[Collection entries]
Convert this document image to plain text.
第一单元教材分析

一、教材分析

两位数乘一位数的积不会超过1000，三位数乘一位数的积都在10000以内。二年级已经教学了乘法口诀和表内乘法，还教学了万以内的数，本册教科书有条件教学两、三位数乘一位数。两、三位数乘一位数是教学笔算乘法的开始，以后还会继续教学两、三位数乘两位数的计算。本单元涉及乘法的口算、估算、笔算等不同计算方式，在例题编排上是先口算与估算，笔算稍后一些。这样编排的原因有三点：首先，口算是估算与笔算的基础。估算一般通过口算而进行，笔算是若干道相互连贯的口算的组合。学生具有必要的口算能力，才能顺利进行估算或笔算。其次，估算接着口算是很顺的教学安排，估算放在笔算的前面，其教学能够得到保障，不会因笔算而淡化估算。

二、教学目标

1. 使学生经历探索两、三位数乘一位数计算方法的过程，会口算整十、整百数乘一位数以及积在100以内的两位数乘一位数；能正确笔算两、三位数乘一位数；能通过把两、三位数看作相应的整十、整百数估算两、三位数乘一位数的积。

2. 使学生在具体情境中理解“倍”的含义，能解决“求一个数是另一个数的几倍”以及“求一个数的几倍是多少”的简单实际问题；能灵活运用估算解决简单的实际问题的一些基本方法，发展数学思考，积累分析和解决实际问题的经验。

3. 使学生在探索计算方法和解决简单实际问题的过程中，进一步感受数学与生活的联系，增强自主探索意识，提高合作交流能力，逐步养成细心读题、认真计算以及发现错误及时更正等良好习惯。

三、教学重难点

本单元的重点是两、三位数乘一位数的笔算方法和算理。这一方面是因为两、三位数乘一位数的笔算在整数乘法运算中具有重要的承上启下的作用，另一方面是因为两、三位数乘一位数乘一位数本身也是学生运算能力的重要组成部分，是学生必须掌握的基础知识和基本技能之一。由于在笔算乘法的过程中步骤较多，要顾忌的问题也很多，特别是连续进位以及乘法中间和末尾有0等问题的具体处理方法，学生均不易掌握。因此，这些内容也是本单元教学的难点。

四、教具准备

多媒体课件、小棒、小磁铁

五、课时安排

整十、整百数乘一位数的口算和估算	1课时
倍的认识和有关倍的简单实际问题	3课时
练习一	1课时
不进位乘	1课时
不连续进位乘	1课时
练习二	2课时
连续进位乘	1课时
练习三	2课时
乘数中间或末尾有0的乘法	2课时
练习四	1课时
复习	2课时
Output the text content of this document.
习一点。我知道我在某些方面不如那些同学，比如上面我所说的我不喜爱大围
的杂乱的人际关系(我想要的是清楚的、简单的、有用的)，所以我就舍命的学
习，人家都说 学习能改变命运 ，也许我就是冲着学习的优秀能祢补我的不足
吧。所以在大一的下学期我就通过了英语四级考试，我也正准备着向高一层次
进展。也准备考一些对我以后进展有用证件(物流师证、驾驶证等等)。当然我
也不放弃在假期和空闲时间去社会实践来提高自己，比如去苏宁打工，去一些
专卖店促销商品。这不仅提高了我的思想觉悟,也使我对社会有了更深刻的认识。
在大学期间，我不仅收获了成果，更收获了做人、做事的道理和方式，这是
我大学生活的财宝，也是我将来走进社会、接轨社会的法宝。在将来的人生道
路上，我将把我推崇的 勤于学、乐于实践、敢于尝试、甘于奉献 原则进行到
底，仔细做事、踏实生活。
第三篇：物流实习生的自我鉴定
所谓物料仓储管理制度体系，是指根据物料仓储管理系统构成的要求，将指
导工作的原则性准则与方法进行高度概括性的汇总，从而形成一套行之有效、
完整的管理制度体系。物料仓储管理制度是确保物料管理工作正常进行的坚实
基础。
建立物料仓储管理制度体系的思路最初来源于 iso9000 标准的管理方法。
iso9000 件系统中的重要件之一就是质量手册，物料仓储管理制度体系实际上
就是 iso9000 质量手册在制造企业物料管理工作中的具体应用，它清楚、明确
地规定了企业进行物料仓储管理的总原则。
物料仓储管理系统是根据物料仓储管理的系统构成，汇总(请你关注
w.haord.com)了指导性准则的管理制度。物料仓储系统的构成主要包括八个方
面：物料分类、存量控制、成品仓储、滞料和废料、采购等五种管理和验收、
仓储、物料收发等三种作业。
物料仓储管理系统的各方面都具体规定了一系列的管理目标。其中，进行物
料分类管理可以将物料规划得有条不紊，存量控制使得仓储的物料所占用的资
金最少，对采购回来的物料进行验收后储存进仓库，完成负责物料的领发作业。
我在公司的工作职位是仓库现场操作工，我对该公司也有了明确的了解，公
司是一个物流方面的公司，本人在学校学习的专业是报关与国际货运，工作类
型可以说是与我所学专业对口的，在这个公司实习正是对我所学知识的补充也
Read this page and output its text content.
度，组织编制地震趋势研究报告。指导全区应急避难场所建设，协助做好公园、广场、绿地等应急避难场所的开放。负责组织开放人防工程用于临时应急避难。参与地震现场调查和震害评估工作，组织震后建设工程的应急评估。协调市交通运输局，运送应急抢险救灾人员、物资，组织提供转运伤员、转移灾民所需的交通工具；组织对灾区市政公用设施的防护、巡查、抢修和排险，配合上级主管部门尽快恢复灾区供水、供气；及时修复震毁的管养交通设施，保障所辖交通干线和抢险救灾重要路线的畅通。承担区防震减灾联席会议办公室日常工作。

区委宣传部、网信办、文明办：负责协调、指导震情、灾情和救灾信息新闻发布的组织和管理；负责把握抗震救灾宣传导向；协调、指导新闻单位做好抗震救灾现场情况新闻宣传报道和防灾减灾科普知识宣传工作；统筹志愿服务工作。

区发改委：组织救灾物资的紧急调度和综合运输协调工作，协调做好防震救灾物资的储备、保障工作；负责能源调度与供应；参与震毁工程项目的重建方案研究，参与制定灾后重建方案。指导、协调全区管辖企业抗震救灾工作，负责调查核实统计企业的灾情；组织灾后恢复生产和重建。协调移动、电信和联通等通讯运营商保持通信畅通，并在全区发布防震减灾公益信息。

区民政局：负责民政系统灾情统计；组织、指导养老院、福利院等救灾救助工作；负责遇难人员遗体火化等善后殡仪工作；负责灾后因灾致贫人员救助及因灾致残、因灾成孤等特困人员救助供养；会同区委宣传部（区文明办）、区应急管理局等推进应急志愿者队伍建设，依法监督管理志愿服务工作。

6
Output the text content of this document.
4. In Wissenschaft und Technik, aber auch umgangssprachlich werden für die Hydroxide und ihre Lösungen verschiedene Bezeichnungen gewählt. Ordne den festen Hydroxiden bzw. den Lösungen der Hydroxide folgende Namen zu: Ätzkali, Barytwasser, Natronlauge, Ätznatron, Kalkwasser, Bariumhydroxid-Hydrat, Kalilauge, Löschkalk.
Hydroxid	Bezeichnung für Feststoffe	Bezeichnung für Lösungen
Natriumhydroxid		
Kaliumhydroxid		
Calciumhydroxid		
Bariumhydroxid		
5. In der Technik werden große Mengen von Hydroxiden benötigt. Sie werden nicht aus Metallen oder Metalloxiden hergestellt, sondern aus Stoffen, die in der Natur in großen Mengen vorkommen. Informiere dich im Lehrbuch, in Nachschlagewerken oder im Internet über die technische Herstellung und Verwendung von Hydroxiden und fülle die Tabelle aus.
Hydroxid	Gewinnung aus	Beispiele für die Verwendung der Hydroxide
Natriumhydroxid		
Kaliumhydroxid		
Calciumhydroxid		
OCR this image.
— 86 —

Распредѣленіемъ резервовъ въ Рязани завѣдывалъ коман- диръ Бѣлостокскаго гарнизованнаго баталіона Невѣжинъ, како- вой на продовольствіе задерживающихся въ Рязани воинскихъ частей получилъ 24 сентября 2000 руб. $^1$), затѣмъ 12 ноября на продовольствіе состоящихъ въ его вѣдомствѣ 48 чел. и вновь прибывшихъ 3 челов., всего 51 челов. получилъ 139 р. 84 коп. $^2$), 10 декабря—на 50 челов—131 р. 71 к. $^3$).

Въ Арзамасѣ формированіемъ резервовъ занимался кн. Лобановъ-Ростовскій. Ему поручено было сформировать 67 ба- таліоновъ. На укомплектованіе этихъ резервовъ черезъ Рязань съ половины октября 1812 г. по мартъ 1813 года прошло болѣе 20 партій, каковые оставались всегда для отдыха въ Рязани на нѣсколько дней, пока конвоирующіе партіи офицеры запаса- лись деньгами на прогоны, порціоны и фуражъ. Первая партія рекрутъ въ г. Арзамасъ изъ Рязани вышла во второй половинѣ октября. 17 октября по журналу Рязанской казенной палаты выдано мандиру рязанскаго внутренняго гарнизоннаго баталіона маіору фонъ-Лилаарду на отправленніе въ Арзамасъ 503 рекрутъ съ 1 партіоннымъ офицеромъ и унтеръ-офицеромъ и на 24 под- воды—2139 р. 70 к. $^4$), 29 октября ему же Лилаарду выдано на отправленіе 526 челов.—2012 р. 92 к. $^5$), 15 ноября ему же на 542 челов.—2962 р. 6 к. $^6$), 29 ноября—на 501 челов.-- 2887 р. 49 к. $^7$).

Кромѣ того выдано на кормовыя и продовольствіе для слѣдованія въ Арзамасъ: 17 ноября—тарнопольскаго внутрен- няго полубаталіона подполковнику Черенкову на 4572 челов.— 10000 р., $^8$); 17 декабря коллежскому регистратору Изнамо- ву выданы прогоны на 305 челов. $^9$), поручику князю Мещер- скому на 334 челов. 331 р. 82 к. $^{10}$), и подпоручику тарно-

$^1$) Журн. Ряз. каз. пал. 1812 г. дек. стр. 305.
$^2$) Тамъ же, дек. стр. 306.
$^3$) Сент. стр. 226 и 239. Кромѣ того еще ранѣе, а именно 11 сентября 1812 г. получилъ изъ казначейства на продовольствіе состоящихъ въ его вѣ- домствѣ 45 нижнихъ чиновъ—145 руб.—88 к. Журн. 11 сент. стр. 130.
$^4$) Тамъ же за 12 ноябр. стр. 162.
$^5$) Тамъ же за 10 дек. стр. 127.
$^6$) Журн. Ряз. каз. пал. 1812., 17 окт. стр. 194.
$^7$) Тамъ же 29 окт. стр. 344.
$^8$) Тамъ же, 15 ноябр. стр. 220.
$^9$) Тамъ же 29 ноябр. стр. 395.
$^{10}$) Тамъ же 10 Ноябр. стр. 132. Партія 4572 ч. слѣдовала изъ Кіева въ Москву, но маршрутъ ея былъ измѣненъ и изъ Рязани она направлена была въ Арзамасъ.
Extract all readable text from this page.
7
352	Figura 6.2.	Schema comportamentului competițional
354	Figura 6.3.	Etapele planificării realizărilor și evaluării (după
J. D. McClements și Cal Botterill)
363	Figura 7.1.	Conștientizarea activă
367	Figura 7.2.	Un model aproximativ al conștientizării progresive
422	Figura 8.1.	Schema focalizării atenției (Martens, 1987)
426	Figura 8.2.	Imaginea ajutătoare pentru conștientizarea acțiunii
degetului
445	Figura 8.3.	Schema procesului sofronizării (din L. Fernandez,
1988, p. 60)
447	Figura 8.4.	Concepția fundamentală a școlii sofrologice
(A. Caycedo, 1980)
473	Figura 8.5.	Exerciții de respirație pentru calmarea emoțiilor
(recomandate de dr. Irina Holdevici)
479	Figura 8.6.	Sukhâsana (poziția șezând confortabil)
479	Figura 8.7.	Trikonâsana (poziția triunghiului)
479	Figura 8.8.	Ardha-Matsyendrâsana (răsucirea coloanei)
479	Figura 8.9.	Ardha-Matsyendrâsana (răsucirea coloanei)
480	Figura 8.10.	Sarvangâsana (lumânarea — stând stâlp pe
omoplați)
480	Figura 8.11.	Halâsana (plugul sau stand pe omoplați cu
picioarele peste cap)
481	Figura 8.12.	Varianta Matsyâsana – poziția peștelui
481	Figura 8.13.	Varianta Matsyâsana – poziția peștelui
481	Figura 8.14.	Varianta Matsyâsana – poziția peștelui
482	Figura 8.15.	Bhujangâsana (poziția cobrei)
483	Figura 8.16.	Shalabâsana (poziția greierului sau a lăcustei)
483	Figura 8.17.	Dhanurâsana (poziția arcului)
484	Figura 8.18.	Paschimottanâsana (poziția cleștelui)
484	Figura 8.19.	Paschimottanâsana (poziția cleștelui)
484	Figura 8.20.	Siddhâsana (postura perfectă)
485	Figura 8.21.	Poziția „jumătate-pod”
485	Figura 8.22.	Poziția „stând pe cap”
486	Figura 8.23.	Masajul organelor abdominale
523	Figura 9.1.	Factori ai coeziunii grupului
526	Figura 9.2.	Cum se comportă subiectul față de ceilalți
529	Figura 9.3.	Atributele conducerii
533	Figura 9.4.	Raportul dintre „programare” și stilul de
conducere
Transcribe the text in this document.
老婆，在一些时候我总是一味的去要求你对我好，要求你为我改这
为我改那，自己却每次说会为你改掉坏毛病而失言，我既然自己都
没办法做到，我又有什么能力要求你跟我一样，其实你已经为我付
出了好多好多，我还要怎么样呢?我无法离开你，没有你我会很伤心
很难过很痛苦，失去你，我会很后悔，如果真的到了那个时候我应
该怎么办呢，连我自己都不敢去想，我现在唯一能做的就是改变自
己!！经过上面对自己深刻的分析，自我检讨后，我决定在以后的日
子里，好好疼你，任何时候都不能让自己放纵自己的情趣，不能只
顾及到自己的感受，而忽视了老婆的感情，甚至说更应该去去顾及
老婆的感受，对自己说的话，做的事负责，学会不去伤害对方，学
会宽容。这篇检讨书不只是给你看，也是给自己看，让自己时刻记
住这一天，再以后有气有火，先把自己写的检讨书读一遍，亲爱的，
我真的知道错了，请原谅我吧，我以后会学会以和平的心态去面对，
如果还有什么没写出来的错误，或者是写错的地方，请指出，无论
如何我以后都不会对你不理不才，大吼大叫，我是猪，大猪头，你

Request: Using the records above, gather all lines where the string "Varianta" is present.

Worked answer:
481	Figura 8.12.	Varianta Matsyâsana – poziția peștelui
481	Figura 8.13.	Varianta Matsyâsana – poziția peștelui
481	Figura 8.14.	Varianta Matsyâsana – poziția peștelui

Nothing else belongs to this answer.